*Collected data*
* Begin *
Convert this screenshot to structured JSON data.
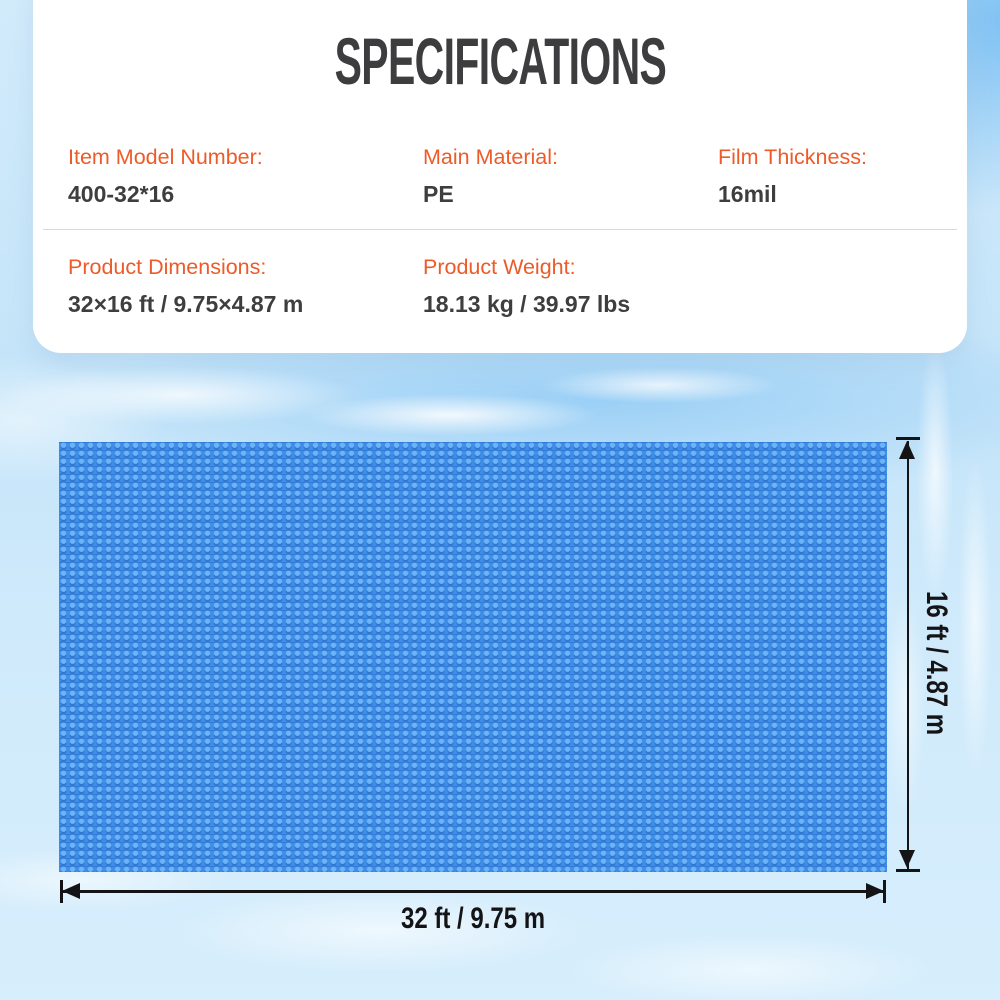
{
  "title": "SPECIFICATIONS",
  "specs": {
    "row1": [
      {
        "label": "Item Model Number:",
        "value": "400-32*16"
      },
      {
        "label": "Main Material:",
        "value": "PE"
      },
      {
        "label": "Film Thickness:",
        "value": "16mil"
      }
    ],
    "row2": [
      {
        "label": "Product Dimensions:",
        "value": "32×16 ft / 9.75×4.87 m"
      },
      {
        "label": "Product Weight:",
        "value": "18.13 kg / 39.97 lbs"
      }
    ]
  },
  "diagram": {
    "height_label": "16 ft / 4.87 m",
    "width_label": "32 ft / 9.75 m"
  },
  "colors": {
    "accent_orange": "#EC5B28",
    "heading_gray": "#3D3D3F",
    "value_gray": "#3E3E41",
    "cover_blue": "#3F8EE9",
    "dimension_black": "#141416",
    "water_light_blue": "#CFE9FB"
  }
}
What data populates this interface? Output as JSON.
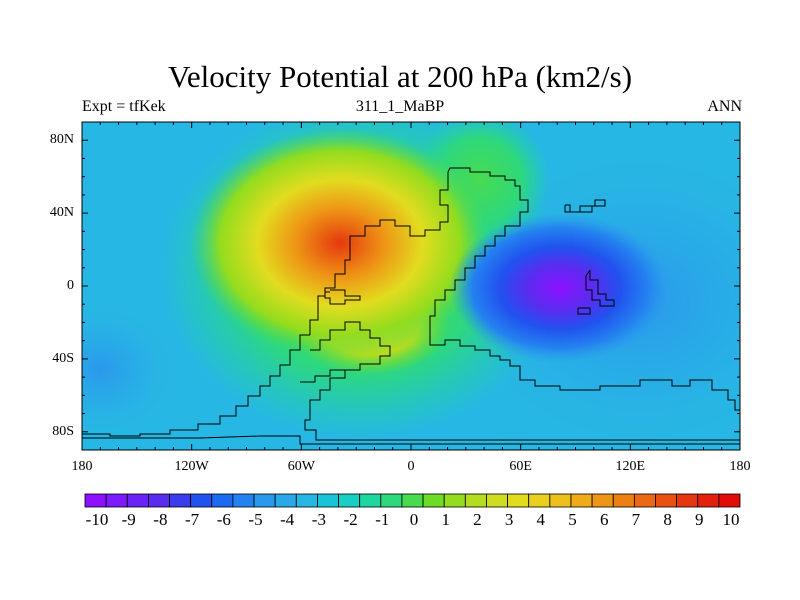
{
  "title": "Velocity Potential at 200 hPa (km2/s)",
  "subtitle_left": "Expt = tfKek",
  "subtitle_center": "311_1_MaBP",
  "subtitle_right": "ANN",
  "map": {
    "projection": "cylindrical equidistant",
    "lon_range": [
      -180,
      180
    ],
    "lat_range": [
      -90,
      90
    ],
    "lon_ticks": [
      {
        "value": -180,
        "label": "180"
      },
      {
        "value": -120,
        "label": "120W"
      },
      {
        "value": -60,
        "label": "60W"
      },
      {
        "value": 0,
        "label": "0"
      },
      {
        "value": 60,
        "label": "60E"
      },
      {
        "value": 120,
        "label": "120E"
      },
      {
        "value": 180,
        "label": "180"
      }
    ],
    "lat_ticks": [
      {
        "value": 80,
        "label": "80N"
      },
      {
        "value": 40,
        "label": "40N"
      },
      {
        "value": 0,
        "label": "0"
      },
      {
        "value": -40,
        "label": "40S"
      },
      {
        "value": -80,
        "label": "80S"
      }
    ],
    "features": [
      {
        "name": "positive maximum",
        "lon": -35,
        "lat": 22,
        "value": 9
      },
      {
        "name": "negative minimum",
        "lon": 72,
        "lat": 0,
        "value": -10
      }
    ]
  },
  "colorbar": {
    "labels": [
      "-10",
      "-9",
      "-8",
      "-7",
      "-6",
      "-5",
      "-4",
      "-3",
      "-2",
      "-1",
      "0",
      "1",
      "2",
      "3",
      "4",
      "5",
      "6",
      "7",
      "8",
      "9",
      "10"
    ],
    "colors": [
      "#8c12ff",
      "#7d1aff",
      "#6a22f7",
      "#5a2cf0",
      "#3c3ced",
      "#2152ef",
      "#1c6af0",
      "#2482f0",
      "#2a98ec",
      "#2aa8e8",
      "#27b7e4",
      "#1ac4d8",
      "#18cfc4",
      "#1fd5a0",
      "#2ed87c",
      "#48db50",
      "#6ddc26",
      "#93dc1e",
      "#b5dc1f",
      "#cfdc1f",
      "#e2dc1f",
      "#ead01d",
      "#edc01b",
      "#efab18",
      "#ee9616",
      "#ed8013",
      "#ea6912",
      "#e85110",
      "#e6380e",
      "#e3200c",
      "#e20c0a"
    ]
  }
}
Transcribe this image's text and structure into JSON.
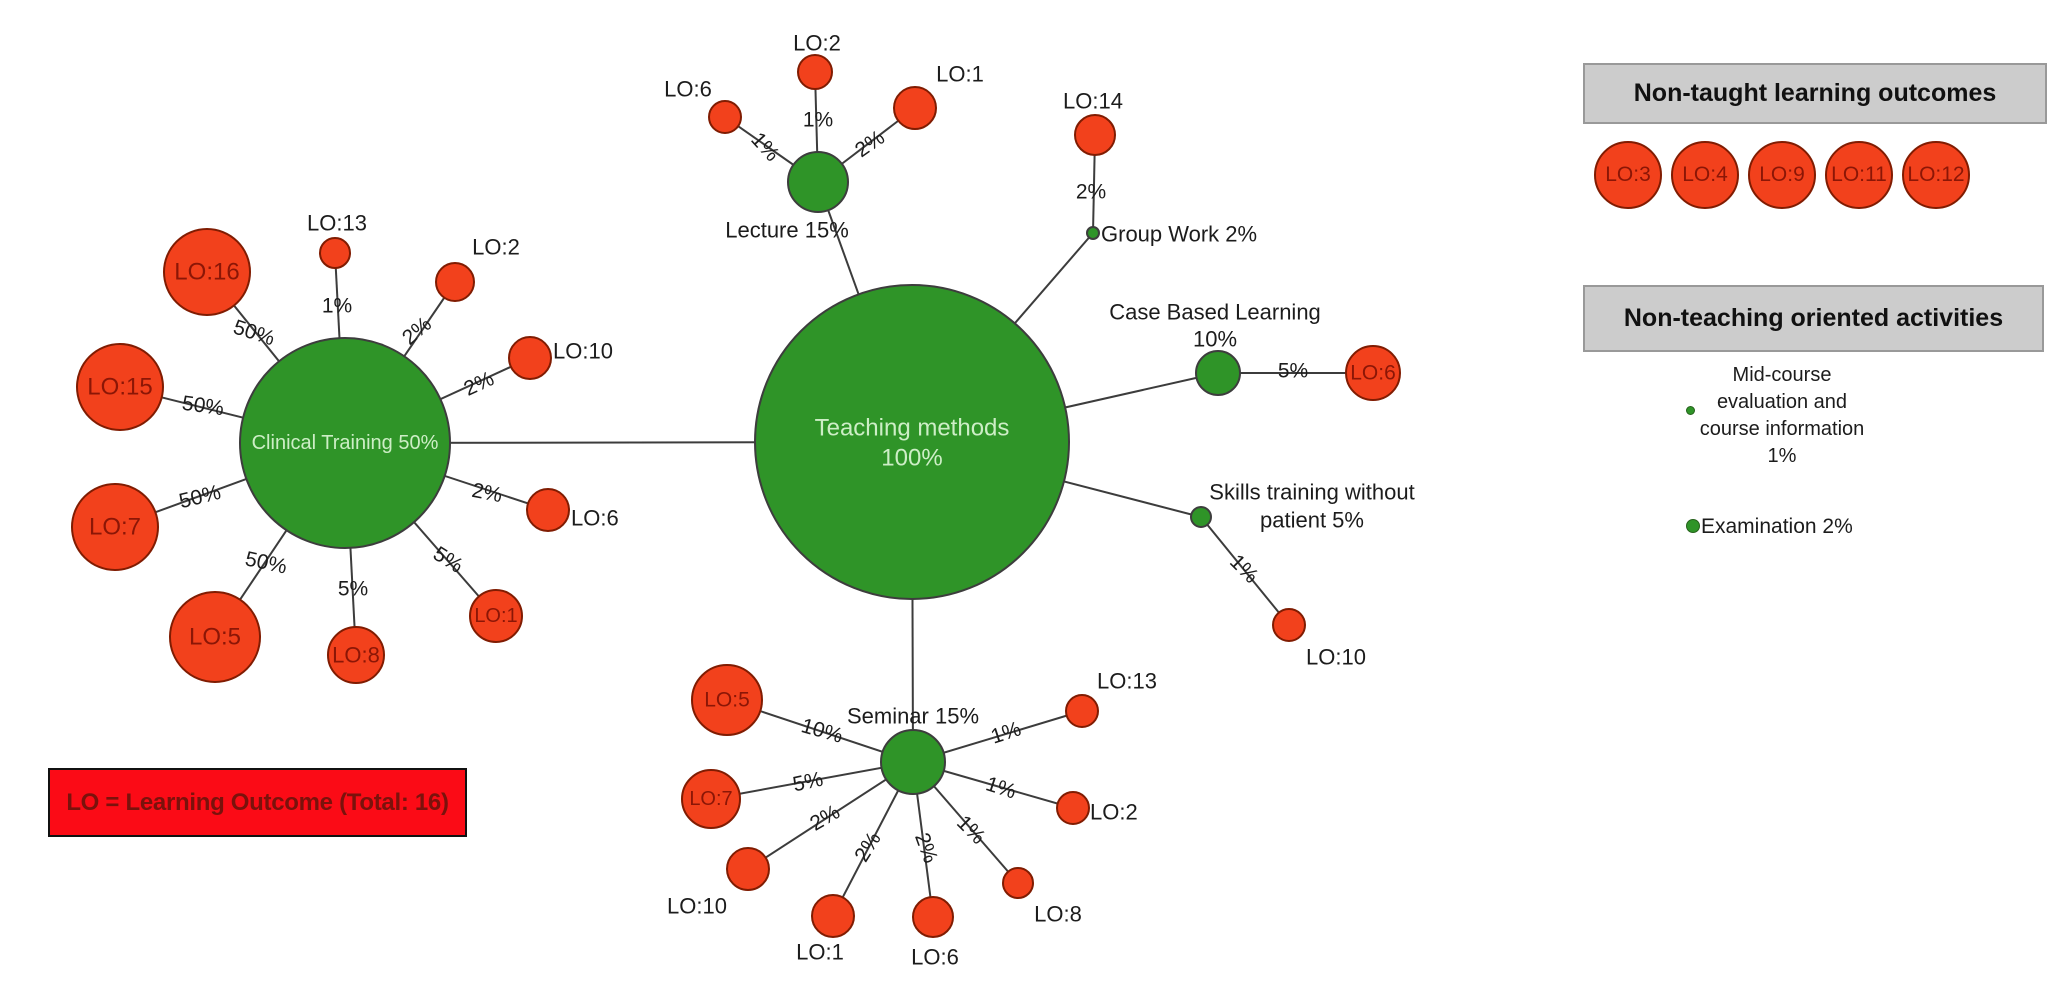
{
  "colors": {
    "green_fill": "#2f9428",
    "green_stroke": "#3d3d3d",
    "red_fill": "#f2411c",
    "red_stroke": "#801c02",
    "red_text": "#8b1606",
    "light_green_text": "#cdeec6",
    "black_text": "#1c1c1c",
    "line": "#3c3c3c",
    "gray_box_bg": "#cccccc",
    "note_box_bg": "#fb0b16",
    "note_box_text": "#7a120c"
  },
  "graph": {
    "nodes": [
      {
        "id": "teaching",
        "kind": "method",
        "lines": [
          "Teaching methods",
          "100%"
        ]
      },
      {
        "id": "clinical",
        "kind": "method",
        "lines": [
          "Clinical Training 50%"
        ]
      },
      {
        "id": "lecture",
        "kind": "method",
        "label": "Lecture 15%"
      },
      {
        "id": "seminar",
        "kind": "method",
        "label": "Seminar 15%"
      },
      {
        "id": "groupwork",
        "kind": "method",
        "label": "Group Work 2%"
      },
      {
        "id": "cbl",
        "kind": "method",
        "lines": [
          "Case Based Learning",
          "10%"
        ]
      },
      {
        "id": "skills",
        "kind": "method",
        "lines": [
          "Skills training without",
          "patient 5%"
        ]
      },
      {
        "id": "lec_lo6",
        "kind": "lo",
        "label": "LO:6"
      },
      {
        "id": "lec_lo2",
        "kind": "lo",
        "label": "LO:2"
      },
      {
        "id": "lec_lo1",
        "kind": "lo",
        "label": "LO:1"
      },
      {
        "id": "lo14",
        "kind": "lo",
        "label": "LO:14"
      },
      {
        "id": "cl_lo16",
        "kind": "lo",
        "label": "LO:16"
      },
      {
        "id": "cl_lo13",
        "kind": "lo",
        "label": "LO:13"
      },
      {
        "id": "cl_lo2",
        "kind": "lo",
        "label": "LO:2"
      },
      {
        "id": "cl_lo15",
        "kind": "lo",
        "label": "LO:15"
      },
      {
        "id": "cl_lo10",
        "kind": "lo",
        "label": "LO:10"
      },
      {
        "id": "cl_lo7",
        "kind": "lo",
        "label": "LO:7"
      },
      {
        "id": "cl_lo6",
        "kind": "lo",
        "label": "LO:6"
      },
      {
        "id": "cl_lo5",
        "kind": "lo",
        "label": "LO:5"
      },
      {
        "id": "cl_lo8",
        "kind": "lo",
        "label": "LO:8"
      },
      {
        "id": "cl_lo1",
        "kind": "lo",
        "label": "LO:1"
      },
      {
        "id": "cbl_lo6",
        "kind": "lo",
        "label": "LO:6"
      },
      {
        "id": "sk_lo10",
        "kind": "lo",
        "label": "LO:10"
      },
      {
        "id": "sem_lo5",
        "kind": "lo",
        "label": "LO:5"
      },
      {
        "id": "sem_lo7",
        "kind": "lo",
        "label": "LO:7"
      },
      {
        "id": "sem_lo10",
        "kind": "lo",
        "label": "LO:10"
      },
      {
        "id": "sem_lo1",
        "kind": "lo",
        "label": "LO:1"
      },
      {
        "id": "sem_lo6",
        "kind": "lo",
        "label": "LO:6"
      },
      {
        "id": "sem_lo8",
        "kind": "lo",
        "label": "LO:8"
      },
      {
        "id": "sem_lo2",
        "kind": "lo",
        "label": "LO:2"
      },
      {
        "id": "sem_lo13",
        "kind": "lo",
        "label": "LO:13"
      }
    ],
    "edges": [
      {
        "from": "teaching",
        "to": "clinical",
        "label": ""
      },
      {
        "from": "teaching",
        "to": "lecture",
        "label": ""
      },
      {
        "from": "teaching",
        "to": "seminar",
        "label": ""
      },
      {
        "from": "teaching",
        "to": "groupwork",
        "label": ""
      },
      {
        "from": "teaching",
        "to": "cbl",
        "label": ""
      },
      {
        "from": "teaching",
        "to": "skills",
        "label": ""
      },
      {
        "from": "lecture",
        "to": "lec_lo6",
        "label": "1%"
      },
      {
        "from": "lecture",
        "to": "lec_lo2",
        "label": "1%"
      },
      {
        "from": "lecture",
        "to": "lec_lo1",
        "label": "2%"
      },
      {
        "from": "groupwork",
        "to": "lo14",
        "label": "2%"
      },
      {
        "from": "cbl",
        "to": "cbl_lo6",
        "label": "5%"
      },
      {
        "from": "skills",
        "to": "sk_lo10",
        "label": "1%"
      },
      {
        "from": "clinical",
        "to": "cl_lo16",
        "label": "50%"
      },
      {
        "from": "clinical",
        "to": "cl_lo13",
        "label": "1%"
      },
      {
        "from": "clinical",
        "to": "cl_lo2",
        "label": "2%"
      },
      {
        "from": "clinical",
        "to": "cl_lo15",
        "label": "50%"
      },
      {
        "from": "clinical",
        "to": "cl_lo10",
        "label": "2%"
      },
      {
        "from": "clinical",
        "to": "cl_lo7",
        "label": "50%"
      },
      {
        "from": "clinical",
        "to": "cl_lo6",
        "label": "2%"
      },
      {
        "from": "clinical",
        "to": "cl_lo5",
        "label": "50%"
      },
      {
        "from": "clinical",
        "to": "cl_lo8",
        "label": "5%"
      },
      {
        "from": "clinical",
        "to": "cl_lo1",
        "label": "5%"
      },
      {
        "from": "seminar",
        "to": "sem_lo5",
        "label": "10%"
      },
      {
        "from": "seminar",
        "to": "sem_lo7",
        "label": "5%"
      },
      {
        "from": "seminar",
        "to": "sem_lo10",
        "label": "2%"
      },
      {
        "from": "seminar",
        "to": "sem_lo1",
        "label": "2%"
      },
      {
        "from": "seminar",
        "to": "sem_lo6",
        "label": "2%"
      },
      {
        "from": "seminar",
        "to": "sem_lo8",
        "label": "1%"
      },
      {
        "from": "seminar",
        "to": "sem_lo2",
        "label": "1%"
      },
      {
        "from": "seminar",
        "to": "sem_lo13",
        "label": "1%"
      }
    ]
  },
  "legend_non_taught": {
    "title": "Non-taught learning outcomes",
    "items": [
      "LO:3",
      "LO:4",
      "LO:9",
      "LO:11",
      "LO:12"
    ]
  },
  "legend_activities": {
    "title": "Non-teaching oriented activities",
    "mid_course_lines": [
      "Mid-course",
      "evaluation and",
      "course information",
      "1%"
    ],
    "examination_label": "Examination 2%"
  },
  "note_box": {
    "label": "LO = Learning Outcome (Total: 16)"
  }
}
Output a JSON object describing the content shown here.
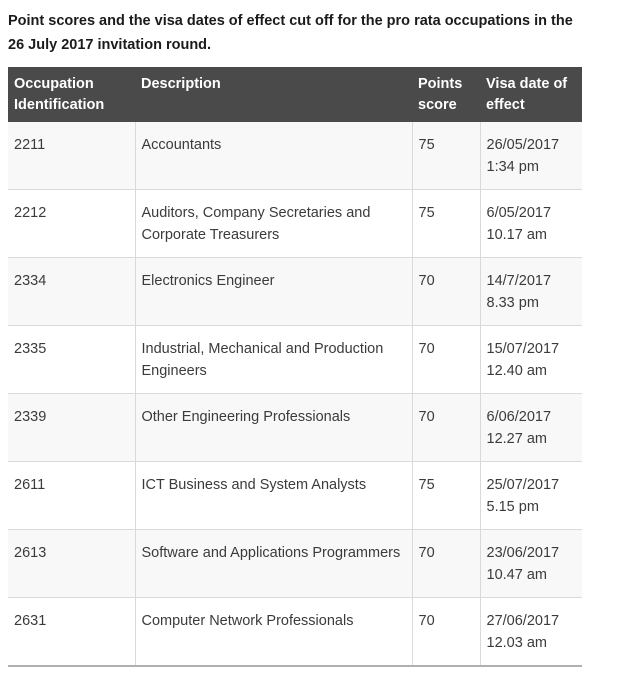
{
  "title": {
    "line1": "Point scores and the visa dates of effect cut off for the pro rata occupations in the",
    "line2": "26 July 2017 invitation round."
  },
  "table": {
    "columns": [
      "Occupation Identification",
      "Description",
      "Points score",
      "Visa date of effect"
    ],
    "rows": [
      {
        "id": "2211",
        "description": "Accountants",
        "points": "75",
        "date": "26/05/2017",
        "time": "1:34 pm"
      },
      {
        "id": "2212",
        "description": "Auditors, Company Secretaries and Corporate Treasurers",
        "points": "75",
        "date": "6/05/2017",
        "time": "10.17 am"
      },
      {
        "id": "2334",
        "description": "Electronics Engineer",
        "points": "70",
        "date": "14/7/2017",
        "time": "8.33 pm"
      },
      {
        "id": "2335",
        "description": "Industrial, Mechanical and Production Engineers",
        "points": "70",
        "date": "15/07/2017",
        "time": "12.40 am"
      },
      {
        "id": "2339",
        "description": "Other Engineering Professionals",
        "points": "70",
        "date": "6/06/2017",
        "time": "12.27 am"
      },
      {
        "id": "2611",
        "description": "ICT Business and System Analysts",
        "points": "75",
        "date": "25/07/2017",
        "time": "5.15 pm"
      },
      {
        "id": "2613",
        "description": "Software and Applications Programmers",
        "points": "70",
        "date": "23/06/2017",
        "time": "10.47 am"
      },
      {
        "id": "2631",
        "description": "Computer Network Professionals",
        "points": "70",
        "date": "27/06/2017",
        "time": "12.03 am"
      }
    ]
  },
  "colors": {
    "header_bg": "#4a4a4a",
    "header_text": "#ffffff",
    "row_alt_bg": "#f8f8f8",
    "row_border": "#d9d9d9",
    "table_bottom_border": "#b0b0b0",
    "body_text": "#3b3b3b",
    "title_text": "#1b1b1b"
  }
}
* End *
*The exercise*
Return every line containing "groupwork".

*Answer for the task*
        "id": "groupwork",
        "to": "groupwork",
        "from": "groupwork",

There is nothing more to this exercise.